(Stored records)
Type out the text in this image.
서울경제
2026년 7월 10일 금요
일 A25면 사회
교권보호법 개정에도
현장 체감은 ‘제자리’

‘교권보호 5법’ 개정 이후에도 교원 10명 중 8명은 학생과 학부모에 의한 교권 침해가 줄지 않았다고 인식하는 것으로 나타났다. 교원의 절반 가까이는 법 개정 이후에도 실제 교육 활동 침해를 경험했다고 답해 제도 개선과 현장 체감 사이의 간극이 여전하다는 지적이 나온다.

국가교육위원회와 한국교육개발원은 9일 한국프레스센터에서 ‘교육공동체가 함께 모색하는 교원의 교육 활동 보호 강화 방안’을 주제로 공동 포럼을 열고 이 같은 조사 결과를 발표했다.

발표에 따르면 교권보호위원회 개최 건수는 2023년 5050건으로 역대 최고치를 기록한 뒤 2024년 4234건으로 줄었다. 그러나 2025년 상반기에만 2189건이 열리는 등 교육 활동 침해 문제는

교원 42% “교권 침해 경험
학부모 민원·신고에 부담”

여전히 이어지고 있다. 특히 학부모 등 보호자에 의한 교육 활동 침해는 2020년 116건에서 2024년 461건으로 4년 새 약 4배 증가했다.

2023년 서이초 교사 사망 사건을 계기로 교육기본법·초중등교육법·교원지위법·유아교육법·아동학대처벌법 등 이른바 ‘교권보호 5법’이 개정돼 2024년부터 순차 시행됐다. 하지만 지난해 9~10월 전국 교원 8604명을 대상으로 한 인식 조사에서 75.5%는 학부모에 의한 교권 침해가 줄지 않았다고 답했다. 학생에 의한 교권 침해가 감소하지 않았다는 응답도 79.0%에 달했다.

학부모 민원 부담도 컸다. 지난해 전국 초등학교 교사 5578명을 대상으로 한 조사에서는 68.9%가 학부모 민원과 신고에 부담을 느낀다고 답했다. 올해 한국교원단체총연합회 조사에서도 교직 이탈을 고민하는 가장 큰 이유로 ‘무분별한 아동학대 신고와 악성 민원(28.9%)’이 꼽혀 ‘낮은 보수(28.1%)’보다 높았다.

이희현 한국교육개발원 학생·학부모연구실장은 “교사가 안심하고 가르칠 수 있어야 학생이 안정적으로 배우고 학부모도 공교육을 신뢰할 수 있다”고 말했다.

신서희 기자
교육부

▸ WHAT TO WORK ON
Give back the data above exactly as it appears.

▸ SOLVED EXERCISE
Type out the text in this image.
서울경제
2026년 7월 10일 금요
일 A25면 사회
교권보호법 개정에도
현장 체감은 ‘제자리’

‘교권보호 5법’ 개정 이후에도 교원 10명 중 8명은 학생과 학부모에 의한 교권 침해가 줄지 않았다고 인식하는 것으로 나타났다. 교원의 절반 가까이는 법 개정 이후에도 실제 교육 활동 침해를 경험했다고 답해 제도 개선과 현장 체감 사이의 간극이 여전하다는 지적이 나온다.

국가교육위원회와 한국교육개발원은 9일 한국프레스센터에서 ‘교육공동체가 함께 모색하는 교원의 교육 활동 보호 강화 방안’을 주제로 공동 포럼을 열고 이 같은 조사 결과를 발표했다.

발표에 따르면 교권보호위원회 개최 건수는 2023년 5050건으로 역대 최고치를 기록한 뒤 2024년 4234건으로 줄었다. 그러나 2025년 상반기에만 2189건이 열리는 등 교육 활동 침해 문제는

교원 42% “교권 침해 경험
학부모 민원·신고에 부담”

여전히 이어지고 있다. 특히 학부모 등 보호자에 의한 교육 활동 침해는 2020년 116건에서 2024년 461건으로 4년 새 약 4배 증가했다.

2023년 서이초 교사 사망 사건을 계기로 교육기본법·초중등교육법·교원지위법·유아교육법·아동학대처벌법 등 이른바 ‘교권보호 5법’이 개정돼 2024년부터 순차 시행됐다. 하지만 지난해 9~10월 전국 교원 8604명을 대상으로 한 인식 조사에서 75.5%는 학부모에 의한 교권 침해가 줄지 않았다고 답했다. 학생에 의한 교권 침해가 감소하지 않았다는 응답도 79.0%에 달했다.

학부모 민원 부담도 컸다. 지난해 전국 초등학교 교사 5578명을 대상으로 한 조사에서는 68.9%가 학부모 민원과 신고에 부담을 느낀다고 답했다. 올해 한국교원단체총연합회 조사에서도 교직 이탈을 고민하는 가장 큰 이유로 ‘무분별한 아동학대 신고와 악성 민원(28.9%)’이 꼽혀 ‘낮은 보수(28.1%)’보다 높았다.

이희현 한국교육개발원 학생·학부모연구실장은 “교사가 안심하고 가르칠 수 있어야 학생이 안정적으로 배우고 학부모도 공교육을 신뢰할 수 있다”고 말했다.

신서희 기자
교육부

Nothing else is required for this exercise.